Material for the task

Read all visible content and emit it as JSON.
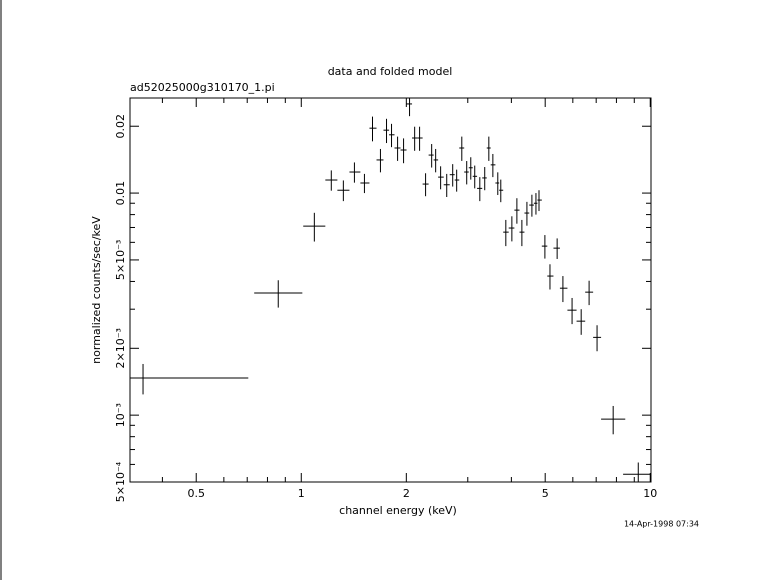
{
  "chart_data": {
    "type": "errorbar",
    "title": "data and folded model",
    "subtitle": "ad52025000g310170_1.pi",
    "xlabel": "channel energy (keV)",
    "ylabel": "normalized counts/sec/keV",
    "annotation": "14-Apr-1998 07:34",
    "xlog": true,
    "ylog": true,
    "color": "#000000",
    "xlim": [
      0.323,
      10.05
    ],
    "ylim": [
      0.0005,
      0.0268
    ],
    "xticks": [
      0.5,
      1,
      2,
      5,
      10
    ],
    "yticks": [
      {
        "value": 0.02,
        "label": "0.02"
      },
      {
        "value": 0.01,
        "label": "0.01"
      },
      {
        "value": 0.005,
        "label": "5×10⁻³"
      },
      {
        "value": 0.002,
        "label": "2×10⁻³"
      },
      {
        "value": 0.001,
        "label": "10⁻³"
      },
      {
        "value": 0.0005,
        "label": "5×10⁻⁴"
      }
    ],
    "xminorticks": [
      0.4,
      0.6,
      0.7,
      0.8,
      0.9,
      3,
      4,
      6,
      7,
      8,
      9
    ],
    "yminorticks": [
      0.0006,
      0.0007,
      0.0008,
      0.0009,
      0.003,
      0.004,
      0.006,
      0.007,
      0.008,
      0.009
    ],
    "x": [
      0.352,
      0.859,
      1.09,
      1.219,
      1.32,
      1.42,
      1.517,
      1.6,
      1.686,
      1.755,
      1.814,
      1.888,
      1.964,
      2.043,
      2.113,
      2.183,
      2.271,
      2.364,
      2.427,
      2.508,
      2.611,
      2.716,
      2.788,
      2.884,
      2.979,
      3.06,
      3.141,
      3.248,
      3.355,
      3.447,
      3.54,
      3.657,
      3.73,
      3.856,
      4.013,
      4.148,
      4.287,
      4.432,
      4.58,
      4.704,
      4.8,
      4.99,
      5.16,
      5.41,
      5.62,
      5.97,
      6.34,
      6.68,
      7.04,
      7.83,
      9.24
    ],
    "x_lo": [
      0.323,
      0.733,
      1.013,
      1.172,
      1.269,
      1.374,
      1.477,
      1.568,
      1.643,
      1.72,
      1.785,
      1.85,
      1.925,
      2.003,
      2.077,
      2.148,
      2.227,
      2.317,
      2.395,
      2.467,
      2.56,
      2.663,
      2.752,
      2.836,
      2.93,
      3.02,
      3.1,
      3.19,
      3.3,
      3.4,
      3.49,
      3.6,
      3.69,
      3.79,
      3.93,
      4.08,
      4.22,
      4.36,
      4.5,
      4.64,
      4.75,
      4.89,
      5.07,
      5.28,
      5.51,
      5.79,
      6.15,
      6.51,
      6.86,
      7.23,
      8.36
    ],
    "x_hi": [
      0.705,
      1.007,
      1.172,
      1.269,
      1.374,
      1.477,
      1.568,
      1.643,
      1.72,
      1.785,
      1.85,
      1.925,
      2.003,
      2.077,
      2.148,
      2.227,
      2.317,
      2.395,
      2.467,
      2.56,
      2.663,
      2.752,
      2.836,
      2.93,
      3.02,
      3.1,
      3.19,
      3.3,
      3.4,
      3.49,
      3.6,
      3.69,
      3.79,
      3.93,
      4.08,
      4.22,
      4.36,
      4.5,
      4.64,
      4.75,
      4.89,
      5.07,
      5.28,
      5.51,
      5.79,
      6.15,
      6.51,
      6.86,
      7.23,
      8.48,
      10.14
    ],
    "values": [
      0.00147,
      0.00355,
      0.0071,
      0.01145,
      0.0103,
      0.01244,
      0.0111,
      0.0196,
      0.0141,
      0.0192,
      0.0183,
      0.01596,
      0.01563,
      0.0252,
      0.0177,
      0.0177,
      0.01098,
      0.01483,
      0.0141,
      0.0118,
      0.0109,
      0.0121,
      0.01145,
      0.01596,
      0.01244,
      0.013,
      0.0119,
      0.0105,
      0.0117,
      0.01596,
      0.0134,
      0.0111,
      0.0103,
      0.00667,
      0.00696,
      0.00838,
      0.00667,
      0.00813,
      0.00883,
      0.009,
      0.0093,
      0.00577,
      0.00423,
      0.00565,
      0.00373,
      0.00297,
      0.00265,
      0.00358,
      0.00224,
      0.00096,
      0.000542
    ],
    "errors": [
      0.00023,
      0.0005,
      0.00105,
      0.0012,
      0.0011,
      0.0013,
      0.0011,
      0.0025,
      0.0017,
      0.0024,
      0.0022,
      0.002,
      0.002,
      0.003,
      0.0022,
      0.0022,
      0.0013,
      0.0018,
      0.0017,
      0.0014,
      0.0013,
      0.0014,
      0.0013,
      0.002,
      0.0015,
      0.0015,
      0.0014,
      0.0013,
      0.0014,
      0.002,
      0.0016,
      0.0013,
      0.0012,
      0.0009,
      0.0009,
      0.0011,
      0.0009,
      0.001,
      0.001,
      0.001,
      0.001,
      0.0007,
      0.00055,
      0.0006,
      0.0005,
      0.0004,
      0.00035,
      0.00045,
      0.0003,
      0.00014,
      7e-05
    ]
  }
}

To be done
Working from the lines above, reproduce the material exactly and exclude its pictures.

Result below
Read all visible content and emit it as JSON.
{
  "chart_data": {
    "type": "errorbar",
    "title": "data and folded model",
    "subtitle": "ad52025000g310170_1.pi",
    "xlabel": "channel energy (keV)",
    "ylabel": "normalized counts/sec/keV",
    "annotation": "14-Apr-1998 07:34",
    "xlog": true,
    "ylog": true,
    "color": "#000000",
    "xlim": [
      0.323,
      10.05
    ],
    "ylim": [
      0.0005,
      0.0268
    ],
    "xticks": [
      0.5,
      1,
      2,
      5,
      10
    ],
    "yticks": [
      {
        "value": 0.02,
        "label": "0.02"
      },
      {
        "value": 0.01,
        "label": "0.01"
      },
      {
        "value": 0.005,
        "label": "5×10⁻³"
      },
      {
        "value": 0.002,
        "label": "2×10⁻³"
      },
      {
        "value": 0.001,
        "label": "10⁻³"
      },
      {
        "value": 0.0005,
        "label": "5×10⁻⁴"
      }
    ],
    "xminorticks": [
      0.4,
      0.6,
      0.7,
      0.8,
      0.9,
      3,
      4,
      6,
      7,
      8,
      9
    ],
    "yminorticks": [
      0.0006,
      0.0007,
      0.0008,
      0.0009,
      0.003,
      0.004,
      0.006,
      0.007,
      0.008,
      0.009
    ],
    "x": [
      0.352,
      0.859,
      1.09,
      1.219,
      1.32,
      1.42,
      1.517,
      1.6,
      1.686,
      1.755,
      1.814,
      1.888,
      1.964,
      2.043,
      2.113,
      2.183,
      2.271,
      2.364,
      2.427,
      2.508,
      2.611,
      2.716,
      2.788,
      2.884,
      2.979,
      3.06,
      3.141,
      3.248,
      3.355,
      3.447,
      3.54,
      3.657,
      3.73,
      3.856,
      4.013,
      4.148,
      4.287,
      4.432,
      4.58,
      4.704,
      4.8,
      4.99,
      5.16,
      5.41,
      5.62,
      5.97,
      6.34,
      6.68,
      7.04,
      7.83,
      9.24
    ],
    "x_lo": [
      0.323,
      0.733,
      1.013,
      1.172,
      1.269,
      1.374,
      1.477,
      1.568,
      1.643,
      1.72,
      1.785,
      1.85,
      1.925,
      2.003,
      2.077,
      2.148,
      2.227,
      2.317,
      2.395,
      2.467,
      2.56,
      2.663,
      2.752,
      2.836,
      2.93,
      3.02,
      3.1,
      3.19,
      3.3,
      3.4,
      3.49,
      3.6,
      3.69,
      3.79,
      3.93,
      4.08,
      4.22,
      4.36,
      4.5,
      4.64,
      4.75,
      4.89,
      5.07,
      5.28,
      5.51,
      5.79,
      6.15,
      6.51,
      6.86,
      7.23,
      8.36
    ],
    "x_hi": [
      0.705,
      1.007,
      1.172,
      1.269,
      1.374,
      1.477,
      1.568,
      1.643,
      1.72,
      1.785,
      1.85,
      1.925,
      2.003,
      2.077,
      2.148,
      2.227,
      2.317,
      2.395,
      2.467,
      2.56,
      2.663,
      2.752,
      2.836,
      2.93,
      3.02,
      3.1,
      3.19,
      3.3,
      3.4,
      3.49,
      3.6,
      3.69,
      3.79,
      3.93,
      4.08,
      4.22,
      4.36,
      4.5,
      4.64,
      4.75,
      4.89,
      5.07,
      5.28,
      5.51,
      5.79,
      6.15,
      6.51,
      6.86,
      7.23,
      8.48,
      10.14
    ],
    "values": [
      0.00147,
      0.00355,
      0.0071,
      0.01145,
      0.0103,
      0.01244,
      0.0111,
      0.0196,
      0.0141,
      0.0192,
      0.0183,
      0.01596,
      0.01563,
      0.0252,
      0.0177,
      0.0177,
      0.01098,
      0.01483,
      0.0141,
      0.0118,
      0.0109,
      0.0121,
      0.01145,
      0.01596,
      0.01244,
      0.013,
      0.0119,
      0.0105,
      0.0117,
      0.01596,
      0.0134,
      0.0111,
      0.0103,
      0.00667,
      0.00696,
      0.00838,
      0.00667,
      0.00813,
      0.00883,
      0.009,
      0.0093,
      0.00577,
      0.00423,
      0.00565,
      0.00373,
      0.00297,
      0.00265,
      0.00358,
      0.00224,
      0.00096,
      0.000542
    ],
    "errors": [
      0.00023,
      0.0005,
      0.00105,
      0.0012,
      0.0011,
      0.0013,
      0.0011,
      0.0025,
      0.0017,
      0.0024,
      0.0022,
      0.002,
      0.002,
      0.003,
      0.0022,
      0.0022,
      0.0013,
      0.0018,
      0.0017,
      0.0014,
      0.0013,
      0.0014,
      0.0013,
      0.002,
      0.0015,
      0.0015,
      0.0014,
      0.0013,
      0.0014,
      0.002,
      0.0016,
      0.0013,
      0.0012,
      0.0009,
      0.0009,
      0.0011,
      0.0009,
      0.001,
      0.001,
      0.001,
      0.001,
      0.0007,
      0.00055,
      0.0006,
      0.0005,
      0.0004,
      0.00035,
      0.00045,
      0.0003,
      0.00014,
      7e-05
    ]
  }
}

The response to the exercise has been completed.